# Work to do
Transcribe the material below exactly as it appears.

════

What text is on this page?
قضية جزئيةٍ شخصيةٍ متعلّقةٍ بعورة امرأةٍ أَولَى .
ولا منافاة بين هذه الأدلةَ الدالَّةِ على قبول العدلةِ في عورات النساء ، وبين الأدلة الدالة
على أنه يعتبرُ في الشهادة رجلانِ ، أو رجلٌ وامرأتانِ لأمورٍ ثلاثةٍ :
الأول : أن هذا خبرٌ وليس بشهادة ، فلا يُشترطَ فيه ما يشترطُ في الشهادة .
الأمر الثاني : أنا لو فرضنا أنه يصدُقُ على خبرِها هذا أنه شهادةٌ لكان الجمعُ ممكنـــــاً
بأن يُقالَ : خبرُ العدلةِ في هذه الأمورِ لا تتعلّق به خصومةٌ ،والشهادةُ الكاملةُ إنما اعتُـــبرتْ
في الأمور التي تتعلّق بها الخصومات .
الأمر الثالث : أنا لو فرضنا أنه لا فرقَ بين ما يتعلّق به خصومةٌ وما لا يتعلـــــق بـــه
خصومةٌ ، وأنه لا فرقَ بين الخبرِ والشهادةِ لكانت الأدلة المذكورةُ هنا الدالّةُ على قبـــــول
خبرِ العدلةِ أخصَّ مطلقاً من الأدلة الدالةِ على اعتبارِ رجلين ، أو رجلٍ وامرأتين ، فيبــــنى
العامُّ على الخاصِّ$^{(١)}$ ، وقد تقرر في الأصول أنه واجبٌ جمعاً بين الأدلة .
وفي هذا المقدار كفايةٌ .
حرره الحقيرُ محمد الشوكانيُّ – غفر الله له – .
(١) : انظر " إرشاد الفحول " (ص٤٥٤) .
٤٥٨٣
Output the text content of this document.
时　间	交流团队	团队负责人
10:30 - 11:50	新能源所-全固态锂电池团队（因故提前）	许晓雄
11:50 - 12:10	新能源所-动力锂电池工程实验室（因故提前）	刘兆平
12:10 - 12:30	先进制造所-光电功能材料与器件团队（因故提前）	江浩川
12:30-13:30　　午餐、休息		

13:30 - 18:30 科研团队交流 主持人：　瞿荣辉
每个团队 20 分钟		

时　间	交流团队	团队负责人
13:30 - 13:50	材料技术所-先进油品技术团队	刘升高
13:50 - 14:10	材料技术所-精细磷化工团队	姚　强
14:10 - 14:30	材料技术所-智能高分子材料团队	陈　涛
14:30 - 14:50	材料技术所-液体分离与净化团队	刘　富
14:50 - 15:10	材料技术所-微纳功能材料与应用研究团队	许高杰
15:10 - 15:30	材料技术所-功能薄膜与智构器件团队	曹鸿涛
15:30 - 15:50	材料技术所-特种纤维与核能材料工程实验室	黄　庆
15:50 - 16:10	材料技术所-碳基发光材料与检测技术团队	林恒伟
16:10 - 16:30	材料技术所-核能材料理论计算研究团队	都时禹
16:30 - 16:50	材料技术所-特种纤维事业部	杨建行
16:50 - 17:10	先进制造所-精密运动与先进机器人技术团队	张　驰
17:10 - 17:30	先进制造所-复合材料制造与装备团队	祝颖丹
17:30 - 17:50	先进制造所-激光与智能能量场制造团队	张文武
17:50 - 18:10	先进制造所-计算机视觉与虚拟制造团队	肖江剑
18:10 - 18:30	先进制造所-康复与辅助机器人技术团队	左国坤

════

# Output below
What text is on this page?
قضية جزئيةٍ شخصيةٍ متعلّقةٍ بعورة امرأةٍ أَولَى .
ولا منافاة بين هذه الأدلةَ الدالَّةِ على قبول العدلةِ في عورات النساء ، وبين الأدلة الدالة
على أنه يعتبرُ في الشهادة رجلانِ ، أو رجلٌ وامرأتانِ لأمورٍ ثلاثةٍ :
الأول : أن هذا خبرٌ وليس بشهادة ، فلا يُشترطَ فيه ما يشترطُ في الشهادة .
الأمر الثاني : أنا لو فرضنا أنه يصدُقُ على خبرِها هذا أنه شهادةٌ لكان الجمعُ ممكنـــــاً
بأن يُقالَ : خبرُ العدلةِ في هذه الأمورِ لا تتعلّق به خصومةٌ ،والشهادةُ الكاملةُ إنما اعتُـــبرتْ
في الأمور التي تتعلّق بها الخصومات .
الأمر الثالث : أنا لو فرضنا أنه لا فرقَ بين ما يتعلّق به خصومةٌ وما لا يتعلـــــق بـــه
خصومةٌ ، وأنه لا فرقَ بين الخبرِ والشهادةِ لكانت الأدلة المذكورةُ هنا الدالّةُ على قبـــــول
خبرِ العدلةِ أخصَّ مطلقاً من الأدلة الدالةِ على اعتبارِ رجلين ، أو رجلٍ وامرأتين ، فيبــــنى
العامُّ على الخاصِّ$^{(١)}$ ، وقد تقرر في الأصول أنه واجبٌ جمعاً بين الأدلة .
وفي هذا المقدار كفايةٌ .
حرره الحقيرُ محمد الشوكانيُّ – غفر الله له – .
(١) : انظر " إرشاد الفحول " (ص٤٥٤) .
٤٥٨٣
Output the text content of this document.
时　间	交流团队	团队负责人
10:30 - 11:50	新能源所-全固态锂电池团队（因故提前）	许晓雄
11:50 - 12:10	新能源所-动力锂电池工程实验室（因故提前）	刘兆平
12:10 - 12:30	先进制造所-光电功能材料与器件团队（因故提前）	江浩川
12:30-13:30　　午餐、休息		

13:30 - 18:30 科研团队交流 主持人：　瞿荣辉
每个团队 20 分钟		

时　间	交流团队	团队负责人
13:30 - 13:50	材料技术所-先进油品技术团队	刘升高
13:50 - 14:10	材料技术所-精细磷化工团队	姚　强
14:10 - 14:30	材料技术所-智能高分子材料团队	陈　涛
14:30 - 14:50	材料技术所-液体分离与净化团队	刘　富
14:50 - 15:10	材料技术所-微纳功能材料与应用研究团队	许高杰
15:10 - 15:30	材料技术所-功能薄膜与智构器件团队	曹鸿涛
15:30 - 15:50	材料技术所-特种纤维与核能材料工程实验室	黄　庆
15:50 - 16:10	材料技术所-碳基发光材料与检测技术团队	林恒伟
16:10 - 16:30	材料技术所-核能材料理论计算研究团队	都时禹
16:30 - 16:50	材料技术所-特种纤维事业部	杨建行
16:50 - 17:10	先进制造所-精密运动与先进机器人技术团队	张　驰
17:10 - 17:30	先进制造所-复合材料制造与装备团队	祝颖丹
17:30 - 17:50	先进制造所-激光与智能能量场制造团队	张文武
17:50 - 18:10	先进制造所-计算机视觉与虚拟制造团队	肖江剑
18:10 - 18:30	先进制造所-康复与辅助机器人技术团队	左国坤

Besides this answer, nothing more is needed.